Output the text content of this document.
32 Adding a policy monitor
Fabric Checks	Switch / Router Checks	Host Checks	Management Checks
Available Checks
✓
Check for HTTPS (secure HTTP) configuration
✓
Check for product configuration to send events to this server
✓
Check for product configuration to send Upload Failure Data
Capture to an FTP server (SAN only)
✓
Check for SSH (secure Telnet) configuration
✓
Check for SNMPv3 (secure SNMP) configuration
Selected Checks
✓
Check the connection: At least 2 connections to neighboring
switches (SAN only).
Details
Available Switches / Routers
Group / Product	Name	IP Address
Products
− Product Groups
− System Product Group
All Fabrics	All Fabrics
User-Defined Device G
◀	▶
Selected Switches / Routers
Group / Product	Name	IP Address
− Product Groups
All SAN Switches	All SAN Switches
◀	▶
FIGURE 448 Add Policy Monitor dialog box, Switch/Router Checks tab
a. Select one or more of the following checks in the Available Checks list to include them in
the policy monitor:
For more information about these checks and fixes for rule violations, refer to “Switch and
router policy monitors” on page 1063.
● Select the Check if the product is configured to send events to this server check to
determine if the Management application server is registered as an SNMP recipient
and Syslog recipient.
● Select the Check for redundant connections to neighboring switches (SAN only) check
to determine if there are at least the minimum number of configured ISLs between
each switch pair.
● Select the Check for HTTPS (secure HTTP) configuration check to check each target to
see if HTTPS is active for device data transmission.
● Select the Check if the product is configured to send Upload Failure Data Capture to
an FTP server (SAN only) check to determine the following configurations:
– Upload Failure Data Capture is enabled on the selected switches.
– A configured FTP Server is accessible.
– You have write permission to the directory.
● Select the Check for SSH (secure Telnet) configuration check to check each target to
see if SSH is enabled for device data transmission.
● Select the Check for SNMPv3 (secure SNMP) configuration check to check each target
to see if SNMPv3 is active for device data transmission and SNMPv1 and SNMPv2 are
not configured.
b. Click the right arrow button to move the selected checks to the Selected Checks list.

-*-*-

[TASK PROMPT]: Copy all data exactly, start to finish.

[OUTPUT FOR THIS EXERCISE]:
Output the text content of this document.
32 Adding a policy monitor
Fabric Checks	Switch / Router Checks	Host Checks	Management Checks
Available Checks
✓
Check for HTTPS (secure HTTP) configuration
✓
Check for product configuration to send events to this server
✓
Check for product configuration to send Upload Failure Data
Capture to an FTP server (SAN only)
✓
Check for SSH (secure Telnet) configuration
✓
Check for SNMPv3 (secure SNMP) configuration
Selected Checks
✓
Check the connection: At least 2 connections to neighboring
switches (SAN only).
Details
Available Switches / Routers
Group / Product	Name	IP Address
Products
− Product Groups
− System Product Group
All Fabrics	All Fabrics
User-Defined Device G
◀	▶
Selected Switches / Routers
Group / Product	Name	IP Address
− Product Groups
All SAN Switches	All SAN Switches
◀	▶
FIGURE 448 Add Policy Monitor dialog box, Switch/Router Checks tab
a. Select one or more of the following checks in the Available Checks list to include them in
the policy monitor:
For more information about these checks and fixes for rule violations, refer to “Switch and
router policy monitors” on page 1063.
● Select the Check if the product is configured to send events to this server check to
determine if the Management application server is registered as an SNMP recipient
and Syslog recipient.
● Select the Check for redundant connections to neighboring switches (SAN only) check
to determine if there are at least the minimum number of configured ISLs between
each switch pair.
● Select the Check for HTTPS (secure HTTP) configuration check to check each target to
see if HTTPS is active for device data transmission.
● Select the Check if the product is configured to send Upload Failure Data Capture to
an FTP server (SAN only) check to determine the following configurations:
– Upload Failure Data Capture is enabled on the selected switches.
– A configured FTP Server is accessible.
– You have write permission to the directory.
● Select the Check for SSH (secure Telnet) configuration check to check each target to
see if SSH is enabled for device data transmission.
● Select the Check for SNMPv3 (secure SNMP) configuration check to check each target
to see if SNMPv3 is active for device data transmission and SNMPv1 and SNMPv2 are
not configured.
b. Click the right arrow button to move the selected checks to the Selected Checks list.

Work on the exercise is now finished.